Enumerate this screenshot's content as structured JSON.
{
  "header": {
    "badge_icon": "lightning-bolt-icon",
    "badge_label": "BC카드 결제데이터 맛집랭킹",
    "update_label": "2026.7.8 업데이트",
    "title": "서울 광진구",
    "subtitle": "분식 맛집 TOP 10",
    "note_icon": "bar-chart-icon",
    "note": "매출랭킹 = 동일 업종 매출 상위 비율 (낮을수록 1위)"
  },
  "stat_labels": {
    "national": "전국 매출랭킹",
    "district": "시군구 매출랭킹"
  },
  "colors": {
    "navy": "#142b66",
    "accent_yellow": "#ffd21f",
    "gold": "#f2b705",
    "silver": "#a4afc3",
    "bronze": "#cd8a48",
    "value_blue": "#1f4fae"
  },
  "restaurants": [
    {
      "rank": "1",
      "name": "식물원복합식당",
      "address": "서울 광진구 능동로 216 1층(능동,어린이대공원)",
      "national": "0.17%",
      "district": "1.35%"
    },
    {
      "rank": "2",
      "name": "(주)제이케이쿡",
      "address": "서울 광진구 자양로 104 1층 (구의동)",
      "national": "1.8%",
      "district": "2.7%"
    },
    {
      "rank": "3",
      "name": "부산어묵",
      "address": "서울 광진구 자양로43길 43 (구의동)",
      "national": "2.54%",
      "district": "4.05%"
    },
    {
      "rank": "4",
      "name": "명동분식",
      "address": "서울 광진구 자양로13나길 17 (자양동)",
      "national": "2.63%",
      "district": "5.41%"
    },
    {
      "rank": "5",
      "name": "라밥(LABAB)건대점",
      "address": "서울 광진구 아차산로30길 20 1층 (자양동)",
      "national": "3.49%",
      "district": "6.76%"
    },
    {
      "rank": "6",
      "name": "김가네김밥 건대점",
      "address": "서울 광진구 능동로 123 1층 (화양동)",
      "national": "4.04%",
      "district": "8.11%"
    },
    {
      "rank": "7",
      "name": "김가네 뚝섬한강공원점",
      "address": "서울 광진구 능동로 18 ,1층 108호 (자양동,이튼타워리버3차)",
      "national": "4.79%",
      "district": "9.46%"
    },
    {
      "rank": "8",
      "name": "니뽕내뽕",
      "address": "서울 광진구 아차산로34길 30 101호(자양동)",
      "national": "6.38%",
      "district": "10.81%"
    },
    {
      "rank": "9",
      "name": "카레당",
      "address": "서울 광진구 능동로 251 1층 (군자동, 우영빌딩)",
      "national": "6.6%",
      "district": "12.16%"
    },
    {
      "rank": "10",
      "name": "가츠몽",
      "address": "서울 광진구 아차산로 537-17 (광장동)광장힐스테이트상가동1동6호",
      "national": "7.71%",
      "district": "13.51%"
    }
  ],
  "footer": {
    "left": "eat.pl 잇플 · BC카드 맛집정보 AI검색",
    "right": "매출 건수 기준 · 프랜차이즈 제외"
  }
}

▶ [What is required]
State how many lines above contain the string "rank", with no other words.

▶ [Result of this exercise]
10